Your task: Using the listing below, extract each line that has the word "恐怖利刃" in it.

Given data:
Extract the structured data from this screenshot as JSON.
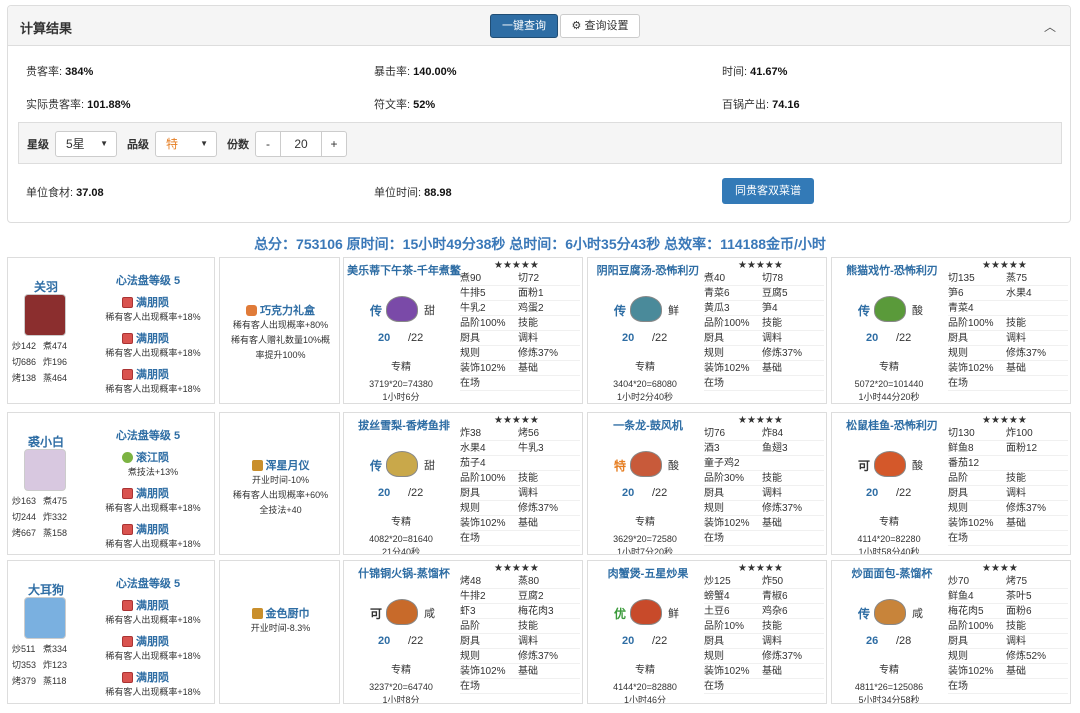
{
  "header": {
    "title": "计算结果",
    "query_label": "一键查询",
    "settings_label": "查询设置"
  },
  "stats": [
    {
      "label": "贵客率:",
      "value": "384%"
    },
    {
      "label": "暴击率:",
      "value": "140.00%"
    },
    {
      "label": "时间:",
      "value": "41.67%"
    },
    {
      "label": "实际贵客率:",
      "value": "101.88%"
    },
    {
      "label": "符文率:",
      "value": "52%"
    },
    {
      "label": "百锅产出:",
      "value": "74.16"
    }
  ],
  "controls": {
    "star_label": "星级",
    "star_value": "5星",
    "grade_label": "品级",
    "grade_value": "特",
    "portion_label": "份数",
    "portion_value": "20",
    "minus": "-",
    "plus": "+"
  },
  "unit": {
    "food_label": "单位食材:",
    "food_value": "37.08",
    "time_label": "单位时间:",
    "time_value": "88.98",
    "dual_button": "同贵客双菜谱"
  },
  "summary": "总分：753106 原时间：15小时49分38秒 总时间：6小时35分43秒 总效率：114188金币/小时",
  "rows": [
    {
      "chef": {
        "name": "关羽",
        "stats": [
          "炒142",
          "煮474",
          "切686",
          "炸196",
          "烤138",
          "蒸464"
        ],
        "avatar_color": "#8b2e2e"
      },
      "equip": {
        "title": "心法盘等级 5",
        "items": [
          {
            "name": "满朋陨",
            "desc": "稀有客人出现概率+18%",
            "icon": "red"
          },
          {
            "name": "满朋陨",
            "desc": "稀有客人出现概率+18%",
            "icon": "red"
          },
          {
            "name": "满朋陨",
            "desc": "稀有客人出现概率+18%",
            "icon": "red"
          }
        ]
      },
      "tool": {
        "name": "巧克力礼盒",
        "desc": [
          "稀有客人出现概率+80%",
          "稀有客人赠礼数量10%概",
          "率提升100%"
        ],
        "icon": "bag"
      },
      "recipes": [
        {
          "title": "美乐蒂下午茶-千年煮鳖",
          "stars": "★★★★★",
          "grade": "传",
          "grade_color": "#2e6da4",
          "flavor": "甜",
          "food_color": "#7a4aa8",
          "qty": "20",
          "total": "/22",
          "spec": "专精",
          "calc": [
            "3719*20=74380",
            "1小时6分"
          ],
          "grid": [
            [
              "煮90",
              "切72"
            ],
            [
              "牛排5",
              "面粉1"
            ],
            [
              "牛乳2",
              "鸡蛋2"
            ],
            [
              "品阶100%",
              "技能"
            ],
            [
              "厨具",
              "调料"
            ],
            [
              "规则",
              "修炼37%"
            ],
            [
              "装饰102%",
              "基础"
            ],
            [
              "在场",
              ""
            ]
          ]
        },
        {
          "title": "阴阳豆腐汤-恐怖利刃",
          "stars": "★★★★★",
          "grade": "传",
          "grade_color": "#2e6da4",
          "flavor": "鲜",
          "food_color": "#4a8a9a",
          "qty": "20",
          "total": "/22",
          "spec": "专精",
          "calc": [
            "3404*20=68080",
            "1小时2分40秒"
          ],
          "grid": [
            [
              "煮40",
              "切78"
            ],
            [
              "青菜6",
              "豆腐5"
            ],
            [
              "黄瓜3",
              "笋4"
            ],
            [
              "品阶100%",
              "技能"
            ],
            [
              "厨具",
              "调料"
            ],
            [
              "规则",
              "修炼37%"
            ],
            [
              "装饰102%",
              "基础"
            ],
            [
              "在场",
              ""
            ]
          ]
        },
        {
          "title": "熊猫戏竹-恐怖利刃",
          "stars": "★★★★★",
          "grade": "传",
          "grade_color": "#2e6da4",
          "flavor": "酸",
          "food_color": "#5a9a3a",
          "qty": "20",
          "total": "/22",
          "spec": "专精",
          "calc": [
            "5072*20=101440",
            "1小时44分20秒"
          ],
          "grid": [
            [
              "切135",
              "蒸75"
            ],
            [
              "笋6",
              "水果4"
            ],
            [
              "青菜4",
              ""
            ],
            [
              "品阶100%",
              "技能"
            ],
            [
              "厨具",
              "调料"
            ],
            [
              "规则",
              "修炼37%"
            ],
            [
              "装饰102%",
              "基础"
            ],
            [
              "在场",
              ""
            ]
          ]
        }
      ]
    },
    {
      "chef": {
        "name": "裘小白",
        "stats": [
          "炒163",
          "煮475",
          "切244",
          "炸332",
          "烤667",
          "蒸158"
        ],
        "avatar_color": "#d8c8e0"
      },
      "equip": {
        "title": "心法盘等级 5",
        "items": [
          {
            "name": "滚江陨",
            "desc": "煮技法+13%",
            "icon": "grn"
          },
          {
            "name": "满朋陨",
            "desc": "稀有客人出现概率+18%",
            "icon": "red"
          },
          {
            "name": "满朋陨",
            "desc": "稀有客人出现概率+18%",
            "icon": "red"
          }
        ]
      },
      "tool": {
        "name": "浑星月仪",
        "desc": [
          "开业时间-10%",
          "稀有客人出现概率+60%",
          "全技法+40"
        ],
        "icon": "gold"
      },
      "recipes": [
        {
          "title": "拔丝雪梨-香烤鱼排",
          "stars": "★★★★★",
          "grade": "传",
          "grade_color": "#2e6da4",
          "flavor": "甜",
          "food_color": "#c9a84a",
          "qty": "20",
          "total": "/22",
          "spec": "专精",
          "calc": [
            "4082*20=81640",
            "21分40秒"
          ],
          "grid": [
            [
              "炸38",
              "烤56"
            ],
            [
              "水果4",
              "牛乳3"
            ],
            [
              "茄子4",
              ""
            ],
            [
              "品阶100%",
              "技能"
            ],
            [
              "厨具",
              "调料"
            ],
            [
              "规则",
              "修炼37%"
            ],
            [
              "装饰102%",
              "基础"
            ],
            [
              "在场",
              ""
            ]
          ]
        },
        {
          "title": "一条龙-鼓风机",
          "stars": "★★★★★",
          "grade": "特",
          "grade_color": "#e67e22",
          "flavor": "酸",
          "food_color": "#c85a3a",
          "qty": "20",
          "total": "/22",
          "spec": "专精",
          "calc": [
            "3629*20=72580",
            "1小时7分20秒"
          ],
          "grid": [
            [
              "切76",
              "炸84"
            ],
            [
              "酒3",
              "鱼翅3"
            ],
            [
              "童子鸡2",
              ""
            ],
            [
              "品阶30%",
              "技能"
            ],
            [
              "厨具",
              "调料"
            ],
            [
              "规则",
              "修炼37%"
            ],
            [
              "装饰102%",
              "基础"
            ],
            [
              "在场",
              ""
            ]
          ]
        },
        {
          "title": "松鼠桂鱼-恐怖利刃",
          "stars": "★★★★★",
          "grade": "可",
          "grade_color": "#333",
          "flavor": "酸",
          "food_color": "#d4582a",
          "qty": "20",
          "total": "/22",
          "spec": "专精",
          "calc": [
            "4114*20=82280",
            "1小时58分40秒"
          ],
          "grid": [
            [
              "切130",
              "炸100"
            ],
            [
              "鲜鱼8",
              "面粉12"
            ],
            [
              "番茄12",
              ""
            ],
            [
              "品阶",
              "技能"
            ],
            [
              "厨具",
              "调料"
            ],
            [
              "规则",
              "修炼37%"
            ],
            [
              "装饰102%",
              "基础"
            ],
            [
              "在场",
              ""
            ]
          ]
        }
      ]
    },
    {
      "chef": {
        "name": "大耳狗",
        "stats": [
          "炒511",
          "煮334",
          "切353",
          "炸123",
          "烤379",
          "蒸118"
        ],
        "avatar_color": "#7ab0e0"
      },
      "equip": {
        "title": "心法盘等级 5",
        "items": [
          {
            "name": "满朋陨",
            "desc": "稀有客人出现概率+18%",
            "icon": "red"
          },
          {
            "name": "满朋陨",
            "desc": "稀有客人出现概率+18%",
            "icon": "red"
          },
          {
            "name": "满朋陨",
            "desc": "稀有客人出现概率+18%",
            "icon": "red"
          }
        ]
      },
      "tool": {
        "name": "金色厨巾",
        "desc": [
          "开业时间-8.3%"
        ],
        "icon": "gold"
      },
      "recipes": [
        {
          "title": "什锦铜火锅-蒸馏杯",
          "stars": "★★★★★",
          "grade": "可",
          "grade_color": "#333",
          "flavor": "咸",
          "food_color": "#c86a2a",
          "qty": "20",
          "total": "/22",
          "spec": "专精",
          "calc": [
            "3237*20=64740",
            "1小时8分"
          ],
          "grid": [
            [
              "烤48",
              "蒸80"
            ],
            [
              "牛排2",
              "豆腐2"
            ],
            [
              "虾3",
              "梅花肉3"
            ],
            [
              "品阶",
              "技能"
            ],
            [
              "厨具",
              "调料"
            ],
            [
              "规则",
              "修炼37%"
            ],
            [
              "装饰102%",
              "基础"
            ],
            [
              "在场",
              ""
            ]
          ]
        },
        {
          "title": "肉蟹煲-五星炒果",
          "stars": "★★★★★",
          "grade": "优",
          "grade_color": "#3a9a3a",
          "flavor": "鲜",
          "food_color": "#c84a2a",
          "qty": "20",
          "total": "/22",
          "spec": "专精",
          "calc": [
            "4144*20=82880",
            "1小时46分"
          ],
          "grid": [
            [
              "炒125",
              "炸50"
            ],
            [
              "螃蟹4",
              "青椒6"
            ],
            [
              "土豆6",
              "鸡杂6"
            ],
            [
              "品阶10%",
              "技能"
            ],
            [
              "厨具",
              "调料"
            ],
            [
              "规则",
              "修炼37%"
            ],
            [
              "装饰102%",
              "基础"
            ],
            [
              "在场",
              ""
            ]
          ]
        },
        {
          "title": "炒面面包-蒸馏杯",
          "stars": "★★★★",
          "grade": "传",
          "grade_color": "#2e6da4",
          "flavor": "咸",
          "food_color": "#c8843a",
          "qty": "26",
          "total": "/28",
          "spec": "专精",
          "calc": [
            "4811*26=125086",
            "5小时34分58秒"
          ],
          "grid": [
            [
              "炒70",
              "烤75"
            ],
            [
              "鲜鱼4",
              "茶叶5"
            ],
            [
              "梅花肉5",
              "面粉6"
            ],
            [
              "品阶100%",
              "技能"
            ],
            [
              "厨具",
              "调料"
            ],
            [
              "规则",
              "修炼52%"
            ],
            [
              "装饰102%",
              "基础"
            ],
            [
              "在场",
              ""
            ]
          ]
        }
      ]
    }
  ]
}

Result for this task:
          "title": "阴阳豆腐汤-恐怖利刃",
          "title": "熊猫戏竹-恐怖利刃",
          "title": "松鼠桂鱼-恐怖利刃",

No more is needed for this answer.